>> start Dataset records
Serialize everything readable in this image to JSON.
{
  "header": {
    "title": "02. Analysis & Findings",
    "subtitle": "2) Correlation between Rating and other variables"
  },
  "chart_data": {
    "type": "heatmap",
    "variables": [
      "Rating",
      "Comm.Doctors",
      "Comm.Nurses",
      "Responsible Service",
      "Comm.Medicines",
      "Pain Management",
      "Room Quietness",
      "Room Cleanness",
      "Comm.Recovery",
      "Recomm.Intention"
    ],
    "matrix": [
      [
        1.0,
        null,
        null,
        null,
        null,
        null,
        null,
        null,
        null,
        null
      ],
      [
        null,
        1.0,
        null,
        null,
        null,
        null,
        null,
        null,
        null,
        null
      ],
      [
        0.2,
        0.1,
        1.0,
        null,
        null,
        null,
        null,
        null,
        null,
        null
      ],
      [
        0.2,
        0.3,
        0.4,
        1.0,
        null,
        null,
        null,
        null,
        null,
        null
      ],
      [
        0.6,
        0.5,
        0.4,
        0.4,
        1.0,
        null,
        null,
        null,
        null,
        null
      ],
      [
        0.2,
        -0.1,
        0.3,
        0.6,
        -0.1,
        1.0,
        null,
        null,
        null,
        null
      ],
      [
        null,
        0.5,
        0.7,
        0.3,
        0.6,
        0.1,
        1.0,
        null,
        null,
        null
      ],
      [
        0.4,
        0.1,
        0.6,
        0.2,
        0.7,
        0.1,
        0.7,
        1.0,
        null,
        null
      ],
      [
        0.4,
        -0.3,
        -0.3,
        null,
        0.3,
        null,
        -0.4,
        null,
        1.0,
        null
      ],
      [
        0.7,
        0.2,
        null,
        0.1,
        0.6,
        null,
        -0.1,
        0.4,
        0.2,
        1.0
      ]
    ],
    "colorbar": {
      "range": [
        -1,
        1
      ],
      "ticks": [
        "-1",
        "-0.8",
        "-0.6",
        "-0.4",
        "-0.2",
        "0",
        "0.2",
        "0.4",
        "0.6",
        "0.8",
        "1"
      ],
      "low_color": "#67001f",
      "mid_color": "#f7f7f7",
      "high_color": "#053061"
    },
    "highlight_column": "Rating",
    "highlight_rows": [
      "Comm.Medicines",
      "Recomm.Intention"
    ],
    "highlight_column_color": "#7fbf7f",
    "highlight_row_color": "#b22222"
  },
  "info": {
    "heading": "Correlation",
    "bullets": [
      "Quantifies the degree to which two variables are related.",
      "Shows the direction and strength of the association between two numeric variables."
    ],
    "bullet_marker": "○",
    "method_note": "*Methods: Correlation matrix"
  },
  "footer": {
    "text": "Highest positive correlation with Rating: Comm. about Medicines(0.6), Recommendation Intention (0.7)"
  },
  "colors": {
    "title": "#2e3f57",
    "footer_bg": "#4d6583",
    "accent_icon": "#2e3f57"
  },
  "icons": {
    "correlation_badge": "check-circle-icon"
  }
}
>> end Dataset records
Identify the lines of the entries containing the string "variables". Copy each such line.

    "subtitle": "2) Correlation between Rating and other variables"
    "variables": [
      "Quantifies the degree to which two variables are related.",
      "Shows the direction and strength of the association between two numeric variables."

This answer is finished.